■ Written exercise
Locate and copy all lines bearing the word "more".

■ Source data
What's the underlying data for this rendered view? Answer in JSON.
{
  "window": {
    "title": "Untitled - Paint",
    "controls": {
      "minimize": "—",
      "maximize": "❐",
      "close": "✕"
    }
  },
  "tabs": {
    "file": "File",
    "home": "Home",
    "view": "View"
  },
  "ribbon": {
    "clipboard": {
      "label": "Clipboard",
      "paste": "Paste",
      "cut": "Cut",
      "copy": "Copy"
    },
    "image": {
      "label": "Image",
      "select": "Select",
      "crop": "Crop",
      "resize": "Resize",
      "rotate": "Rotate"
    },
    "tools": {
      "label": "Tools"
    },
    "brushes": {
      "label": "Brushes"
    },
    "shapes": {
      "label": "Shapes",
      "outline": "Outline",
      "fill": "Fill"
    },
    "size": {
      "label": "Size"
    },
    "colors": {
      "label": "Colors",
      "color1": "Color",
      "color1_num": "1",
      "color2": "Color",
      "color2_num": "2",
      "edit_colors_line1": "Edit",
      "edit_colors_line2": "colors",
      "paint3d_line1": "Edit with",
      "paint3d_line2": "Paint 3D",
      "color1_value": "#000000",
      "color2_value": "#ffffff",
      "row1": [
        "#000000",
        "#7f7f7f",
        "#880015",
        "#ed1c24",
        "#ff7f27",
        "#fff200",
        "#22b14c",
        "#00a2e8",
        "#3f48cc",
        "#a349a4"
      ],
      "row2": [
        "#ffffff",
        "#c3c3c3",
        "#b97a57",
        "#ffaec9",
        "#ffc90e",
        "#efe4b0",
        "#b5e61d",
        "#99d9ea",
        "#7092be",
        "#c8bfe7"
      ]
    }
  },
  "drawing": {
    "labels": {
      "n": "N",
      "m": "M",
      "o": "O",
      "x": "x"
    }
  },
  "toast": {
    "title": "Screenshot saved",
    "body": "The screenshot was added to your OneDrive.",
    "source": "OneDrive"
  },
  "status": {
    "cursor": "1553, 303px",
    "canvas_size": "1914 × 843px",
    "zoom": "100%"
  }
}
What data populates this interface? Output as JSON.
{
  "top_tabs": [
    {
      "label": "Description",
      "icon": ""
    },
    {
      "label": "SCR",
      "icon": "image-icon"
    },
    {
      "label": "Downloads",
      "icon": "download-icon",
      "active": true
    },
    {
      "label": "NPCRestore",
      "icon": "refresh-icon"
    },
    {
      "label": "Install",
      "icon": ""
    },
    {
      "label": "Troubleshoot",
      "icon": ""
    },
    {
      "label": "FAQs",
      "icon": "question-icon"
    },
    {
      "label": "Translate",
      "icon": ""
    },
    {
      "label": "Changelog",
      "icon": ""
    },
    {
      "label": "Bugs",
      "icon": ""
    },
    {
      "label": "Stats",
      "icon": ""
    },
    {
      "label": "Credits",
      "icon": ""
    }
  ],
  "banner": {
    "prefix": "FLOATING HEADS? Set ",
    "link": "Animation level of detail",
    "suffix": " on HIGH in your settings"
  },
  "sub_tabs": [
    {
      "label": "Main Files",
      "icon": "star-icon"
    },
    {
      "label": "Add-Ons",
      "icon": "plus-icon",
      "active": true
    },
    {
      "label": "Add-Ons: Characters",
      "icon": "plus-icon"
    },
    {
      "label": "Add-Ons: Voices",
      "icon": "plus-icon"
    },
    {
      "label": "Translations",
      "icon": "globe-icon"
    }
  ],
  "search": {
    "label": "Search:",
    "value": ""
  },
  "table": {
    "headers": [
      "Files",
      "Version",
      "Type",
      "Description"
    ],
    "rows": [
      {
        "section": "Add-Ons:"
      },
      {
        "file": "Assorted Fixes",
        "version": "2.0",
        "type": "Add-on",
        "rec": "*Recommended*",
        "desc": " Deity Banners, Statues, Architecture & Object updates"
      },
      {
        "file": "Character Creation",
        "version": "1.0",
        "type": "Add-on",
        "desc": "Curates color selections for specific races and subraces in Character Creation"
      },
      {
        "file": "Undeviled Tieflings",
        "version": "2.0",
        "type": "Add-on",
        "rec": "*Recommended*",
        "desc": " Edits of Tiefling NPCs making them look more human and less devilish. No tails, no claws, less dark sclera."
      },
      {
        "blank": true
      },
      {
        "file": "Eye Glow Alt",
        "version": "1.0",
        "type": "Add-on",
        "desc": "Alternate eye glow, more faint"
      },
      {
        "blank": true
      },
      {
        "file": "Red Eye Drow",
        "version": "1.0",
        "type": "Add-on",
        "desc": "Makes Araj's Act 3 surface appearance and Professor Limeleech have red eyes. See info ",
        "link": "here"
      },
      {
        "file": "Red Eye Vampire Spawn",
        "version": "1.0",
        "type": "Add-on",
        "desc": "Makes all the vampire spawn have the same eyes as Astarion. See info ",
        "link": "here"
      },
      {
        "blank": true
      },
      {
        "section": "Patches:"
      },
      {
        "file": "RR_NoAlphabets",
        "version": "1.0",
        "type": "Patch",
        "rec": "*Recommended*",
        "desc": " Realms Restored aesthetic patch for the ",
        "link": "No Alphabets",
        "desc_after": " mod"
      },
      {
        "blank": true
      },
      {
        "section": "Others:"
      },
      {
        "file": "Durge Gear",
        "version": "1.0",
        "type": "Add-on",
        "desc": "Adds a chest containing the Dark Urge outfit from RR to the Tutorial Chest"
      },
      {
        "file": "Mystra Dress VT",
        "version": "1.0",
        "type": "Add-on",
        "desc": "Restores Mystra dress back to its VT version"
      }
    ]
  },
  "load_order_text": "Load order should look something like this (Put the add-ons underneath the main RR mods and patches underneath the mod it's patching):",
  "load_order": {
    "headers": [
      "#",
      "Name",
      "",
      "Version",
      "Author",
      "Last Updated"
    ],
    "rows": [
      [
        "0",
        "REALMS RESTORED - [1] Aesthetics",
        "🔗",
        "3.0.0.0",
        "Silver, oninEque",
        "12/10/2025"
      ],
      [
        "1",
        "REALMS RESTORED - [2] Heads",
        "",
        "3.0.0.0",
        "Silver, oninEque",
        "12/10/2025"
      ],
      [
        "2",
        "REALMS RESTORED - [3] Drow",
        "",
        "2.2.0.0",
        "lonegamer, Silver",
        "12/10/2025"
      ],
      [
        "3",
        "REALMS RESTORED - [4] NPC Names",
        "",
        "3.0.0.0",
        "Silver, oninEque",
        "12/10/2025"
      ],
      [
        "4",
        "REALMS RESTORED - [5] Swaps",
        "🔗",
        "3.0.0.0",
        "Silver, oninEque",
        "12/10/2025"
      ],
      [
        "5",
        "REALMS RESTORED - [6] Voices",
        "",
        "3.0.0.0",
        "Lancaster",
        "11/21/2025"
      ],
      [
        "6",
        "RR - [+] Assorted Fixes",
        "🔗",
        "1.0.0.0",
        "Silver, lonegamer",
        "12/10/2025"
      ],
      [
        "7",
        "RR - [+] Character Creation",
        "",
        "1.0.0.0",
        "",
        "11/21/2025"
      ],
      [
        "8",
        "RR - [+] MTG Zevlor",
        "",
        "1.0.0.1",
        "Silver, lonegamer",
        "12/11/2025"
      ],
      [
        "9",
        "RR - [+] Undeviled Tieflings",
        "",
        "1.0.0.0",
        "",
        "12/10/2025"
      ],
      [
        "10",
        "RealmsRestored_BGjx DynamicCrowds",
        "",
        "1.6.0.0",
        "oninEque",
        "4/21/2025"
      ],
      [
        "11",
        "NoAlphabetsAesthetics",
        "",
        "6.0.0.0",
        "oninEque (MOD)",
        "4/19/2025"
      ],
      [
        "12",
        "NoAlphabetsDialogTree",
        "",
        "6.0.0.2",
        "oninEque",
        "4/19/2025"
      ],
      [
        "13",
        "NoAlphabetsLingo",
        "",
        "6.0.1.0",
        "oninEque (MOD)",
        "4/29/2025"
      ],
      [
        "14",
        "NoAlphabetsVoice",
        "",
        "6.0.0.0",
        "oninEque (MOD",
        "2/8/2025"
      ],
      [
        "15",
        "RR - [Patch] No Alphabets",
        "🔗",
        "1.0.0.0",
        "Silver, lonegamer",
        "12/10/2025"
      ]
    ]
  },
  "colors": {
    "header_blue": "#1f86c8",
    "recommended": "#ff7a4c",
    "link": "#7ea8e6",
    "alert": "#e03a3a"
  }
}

■ Finished answer
        "desc": " Edits of Tiefling NPCs making them look more human and less devilish. No tails, no claws, less dark sclera."
        "desc": "Alternate eye glow, more faint"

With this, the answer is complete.